• [What the exercise asks]: Reproduce the listing below in its entirety. Change nothing.
<<<<
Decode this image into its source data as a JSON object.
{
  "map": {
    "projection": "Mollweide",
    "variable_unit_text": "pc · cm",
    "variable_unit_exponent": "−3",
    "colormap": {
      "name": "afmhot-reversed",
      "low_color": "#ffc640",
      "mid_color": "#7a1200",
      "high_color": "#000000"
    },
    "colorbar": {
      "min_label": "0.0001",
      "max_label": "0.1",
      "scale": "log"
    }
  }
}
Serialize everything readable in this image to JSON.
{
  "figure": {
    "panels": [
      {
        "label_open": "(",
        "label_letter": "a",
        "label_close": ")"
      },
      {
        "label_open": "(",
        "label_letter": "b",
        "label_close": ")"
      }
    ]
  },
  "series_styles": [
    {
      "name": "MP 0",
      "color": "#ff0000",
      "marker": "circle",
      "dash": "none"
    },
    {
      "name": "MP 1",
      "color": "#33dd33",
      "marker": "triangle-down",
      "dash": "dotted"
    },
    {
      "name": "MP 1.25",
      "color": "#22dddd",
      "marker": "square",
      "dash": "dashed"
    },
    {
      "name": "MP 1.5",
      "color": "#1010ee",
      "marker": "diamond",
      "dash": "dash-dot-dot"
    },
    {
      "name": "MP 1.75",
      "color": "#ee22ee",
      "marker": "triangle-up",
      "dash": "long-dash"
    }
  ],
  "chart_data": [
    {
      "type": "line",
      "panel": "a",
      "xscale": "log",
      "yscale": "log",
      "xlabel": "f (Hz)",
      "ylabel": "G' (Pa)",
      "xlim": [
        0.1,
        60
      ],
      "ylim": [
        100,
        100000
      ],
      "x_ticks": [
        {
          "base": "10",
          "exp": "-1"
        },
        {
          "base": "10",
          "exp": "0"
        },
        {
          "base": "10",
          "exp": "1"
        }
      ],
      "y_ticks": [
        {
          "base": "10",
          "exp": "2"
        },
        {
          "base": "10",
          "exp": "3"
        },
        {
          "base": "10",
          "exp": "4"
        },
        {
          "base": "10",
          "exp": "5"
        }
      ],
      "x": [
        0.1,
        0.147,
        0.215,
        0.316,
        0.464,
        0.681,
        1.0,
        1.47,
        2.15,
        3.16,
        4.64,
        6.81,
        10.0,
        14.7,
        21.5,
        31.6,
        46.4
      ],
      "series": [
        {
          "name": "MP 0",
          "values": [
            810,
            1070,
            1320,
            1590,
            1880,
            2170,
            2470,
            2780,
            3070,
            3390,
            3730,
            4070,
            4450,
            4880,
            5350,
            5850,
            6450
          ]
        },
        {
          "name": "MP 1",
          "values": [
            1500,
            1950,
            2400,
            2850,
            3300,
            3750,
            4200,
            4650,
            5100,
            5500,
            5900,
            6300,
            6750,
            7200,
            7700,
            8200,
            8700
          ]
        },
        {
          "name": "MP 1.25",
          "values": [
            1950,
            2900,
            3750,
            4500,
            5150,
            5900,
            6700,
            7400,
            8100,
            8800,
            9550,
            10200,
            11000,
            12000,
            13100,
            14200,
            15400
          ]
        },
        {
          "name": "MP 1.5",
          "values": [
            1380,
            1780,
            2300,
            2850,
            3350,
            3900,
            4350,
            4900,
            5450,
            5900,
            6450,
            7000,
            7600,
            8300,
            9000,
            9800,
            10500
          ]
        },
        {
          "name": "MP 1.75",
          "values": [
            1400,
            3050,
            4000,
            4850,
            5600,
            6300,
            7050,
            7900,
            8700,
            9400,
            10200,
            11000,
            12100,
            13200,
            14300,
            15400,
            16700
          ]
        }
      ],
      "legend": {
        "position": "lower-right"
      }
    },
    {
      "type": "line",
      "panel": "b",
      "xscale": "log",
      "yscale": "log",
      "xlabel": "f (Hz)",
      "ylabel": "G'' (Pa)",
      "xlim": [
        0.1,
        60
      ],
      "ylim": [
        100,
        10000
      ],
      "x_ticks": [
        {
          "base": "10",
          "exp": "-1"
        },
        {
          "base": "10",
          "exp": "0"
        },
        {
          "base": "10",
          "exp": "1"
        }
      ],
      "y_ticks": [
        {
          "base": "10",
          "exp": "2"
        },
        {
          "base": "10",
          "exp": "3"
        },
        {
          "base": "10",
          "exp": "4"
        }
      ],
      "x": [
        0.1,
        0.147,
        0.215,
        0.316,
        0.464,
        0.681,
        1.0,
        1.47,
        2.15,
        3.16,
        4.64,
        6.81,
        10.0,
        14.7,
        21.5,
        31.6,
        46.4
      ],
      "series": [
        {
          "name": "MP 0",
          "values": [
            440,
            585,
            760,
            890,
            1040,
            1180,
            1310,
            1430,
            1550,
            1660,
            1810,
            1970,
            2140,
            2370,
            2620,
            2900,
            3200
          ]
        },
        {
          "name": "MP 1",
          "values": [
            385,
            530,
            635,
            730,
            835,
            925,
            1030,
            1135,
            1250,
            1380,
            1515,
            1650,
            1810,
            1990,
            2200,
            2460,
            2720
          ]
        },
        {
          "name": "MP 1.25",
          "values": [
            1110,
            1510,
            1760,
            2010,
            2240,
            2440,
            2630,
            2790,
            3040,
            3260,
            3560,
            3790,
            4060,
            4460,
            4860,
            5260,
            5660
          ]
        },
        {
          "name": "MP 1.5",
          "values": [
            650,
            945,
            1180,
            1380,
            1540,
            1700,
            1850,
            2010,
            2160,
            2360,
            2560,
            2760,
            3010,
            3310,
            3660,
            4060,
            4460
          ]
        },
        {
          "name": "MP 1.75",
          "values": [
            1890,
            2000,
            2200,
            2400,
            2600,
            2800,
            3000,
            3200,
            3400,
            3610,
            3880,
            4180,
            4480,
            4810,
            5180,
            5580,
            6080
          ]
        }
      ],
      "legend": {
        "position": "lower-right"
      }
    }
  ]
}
>>>>
• [Final result]:
Decode this image into its source data as a JSON object.
{
  "map": {
    "projection": "Mollweide",
    "variable_unit_text": "pc · cm",
    "variable_unit_exponent": "−3",
    "colormap": {
      "name": "afmhot-reversed",
      "low_color": "#ffc640",
      "mid_color": "#7a1200",
      "high_color": "#000000"
    },
    "colorbar": {
      "min_label": "0.0001",
      "max_label": "0.1",
      "scale": "log"
    }
  }
}
Serialize everything readable in this image to JSON.
{
  "figure": {
    "panels": [
      {
        "label_open": "(",
        "label_letter": "a",
        "label_close": ")"
      },
      {
        "label_open": "(",
        "label_letter": "b",
        "label_close": ")"
      }
    ]
  },
  "series_styles": [
    {
      "name": "MP 0",
      "color": "#ff0000",
      "marker": "circle",
      "dash": "none"
    },
    {
      "name": "MP 1",
      "color": "#33dd33",
      "marker": "triangle-down",
      "dash": "dotted"
    },
    {
      "name": "MP 1.25",
      "color": "#22dddd",
      "marker": "square",
      "dash": "dashed"
    },
    {
      "name": "MP 1.5",
      "color": "#1010ee",
      "marker": "diamond",
      "dash": "dash-dot-dot"
    },
    {
      "name": "MP 1.75",
      "color": "#ee22ee",
      "marker": "triangle-up",
      "dash": "long-dash"
    }
  ],
  "chart_data": [
    {
      "type": "line",
      "panel": "a",
      "xscale": "log",
      "yscale": "log",
      "xlabel": "f (Hz)",
      "ylabel": "G' (Pa)",
      "xlim": [
        0.1,
        60
      ],
      "ylim": [
        100,
        100000
      ],
      "x_ticks": [
        {
          "base": "10",
          "exp": "-1"
        },
        {
          "base": "10",
          "exp": "0"
        },
        {
          "base": "10",
          "exp": "1"
        }
      ],
      "y_ticks": [
        {
          "base": "10",
          "exp": "2"
        },
        {
          "base": "10",
          "exp": "3"
        },
        {
          "base": "10",
          "exp": "4"
        },
        {
          "base": "10",
          "exp": "5"
        }
      ],
      "x": [
        0.1,
        0.147,
        0.215,
        0.316,
        0.464,
        0.681,
        1.0,
        1.47,
        2.15,
        3.16,
        4.64,
        6.81,
        10.0,
        14.7,
        21.5,
        31.6,
        46.4
      ],
      "series": [
        {
          "name": "MP 0",
          "values": [
            810,
            1070,
            1320,
            1590,
            1880,
            2170,
            2470,
            2780,
            3070,
            3390,
            3730,
            4070,
            4450,
            4880,
            5350,
            5850,
            6450
          ]
        },
        {
          "name": "MP 1",
          "values": [
            1500,
            1950,
            2400,
            2850,
            3300,
            3750,
            4200,
            4650,
            5100,
            5500,
            5900,
            6300,
            6750,
            7200,
            7700,
            8200,
            8700
          ]
        },
        {
          "name": "MP 1.25",
          "values": [
            1950,
            2900,
            3750,
            4500,
            5150,
            5900,
            6700,
            7400,
            8100,
            8800,
            9550,
            10200,
            11000,
            12000,
            13100,
            14200,
            15400
          ]
        },
        {
          "name": "MP 1.5",
          "values": [
            1380,
            1780,
            2300,
            2850,
            3350,
            3900,
            4350,
            4900,
            5450,
            5900,
            6450,
            7000,
            7600,
            8300,
            9000,
            9800,
            10500
          ]
        },
        {
          "name": "MP 1.75",
          "values": [
            1400,
            3050,
            4000,
            4850,
            5600,
            6300,
            7050,
            7900,
            8700,
            9400,
            10200,
            11000,
            12100,
            13200,
            14300,
            15400,
            16700
          ]
        }
      ],
      "legend": {
        "position": "lower-right"
      }
    },
    {
      "type": "line",
      "panel": "b",
      "xscale": "log",
      "yscale": "log",
      "xlabel": "f (Hz)",
      "ylabel": "G'' (Pa)",
      "xlim": [
        0.1,
        60
      ],
      "ylim": [
        100,
        10000
      ],
      "x_ticks": [
        {
          "base": "10",
          "exp": "-1"
        },
        {
          "base": "10",
          "exp": "0"
        },
        {
          "base": "10",
          "exp": "1"
        }
      ],
      "y_ticks": [
        {
          "base": "10",
          "exp": "2"
        },
        {
          "base": "10",
          "exp": "3"
        },
        {
          "base": "10",
          "exp": "4"
        }
      ],
      "x": [
        0.1,
        0.147,
        0.215,
        0.316,
        0.464,
        0.681,
        1.0,
        1.47,
        2.15,
        3.16,
        4.64,
        6.81,
        10.0,
        14.7,
        21.5,
        31.6,
        46.4
      ],
      "series": [
        {
          "name": "MP 0",
          "values": [
            440,
            585,
            760,
            890,
            1040,
            1180,
            1310,
            1430,
            1550,
            1660,
            1810,
            1970,
            2140,
            2370,
            2620,
            2900,
            3200
          ]
        },
        {
          "name": "MP 1",
          "values": [
            385,
            530,
            635,
            730,
            835,
            925,
            1030,
            1135,
            1250,
            1380,
            1515,
            1650,
            1810,
            1990,
            2200,
            2460,
            2720
          ]
        },
        {
          "name": "MP 1.25",
          "values": [
            1110,
            1510,
            1760,
            2010,
            2240,
            2440,
            2630,
            2790,
            3040,
            3260,
            3560,
            3790,
            4060,
            4460,
            4860,
            5260,
            5660
          ]
        },
        {
          "name": "MP 1.5",
          "values": [
            650,
            945,
            1180,
            1380,
            1540,
            1700,
            1850,
            2010,
            2160,
            2360,
            2560,
            2760,
            3010,
            3310,
            3660,
            4060,
            4460
          ]
        },
        {
          "name": "MP 1.75",
          "values": [
            1890,
            2000,
            2200,
            2400,
            2600,
            2800,
            3000,
            3200,
            3400,
            3610,
            3880,
            4180,
            4480,
            4810,
            5180,
            5580,
            6080
          ]
        }
      ],
      "legend": {
        "position": "lower-right"
      }
    }
  ]
}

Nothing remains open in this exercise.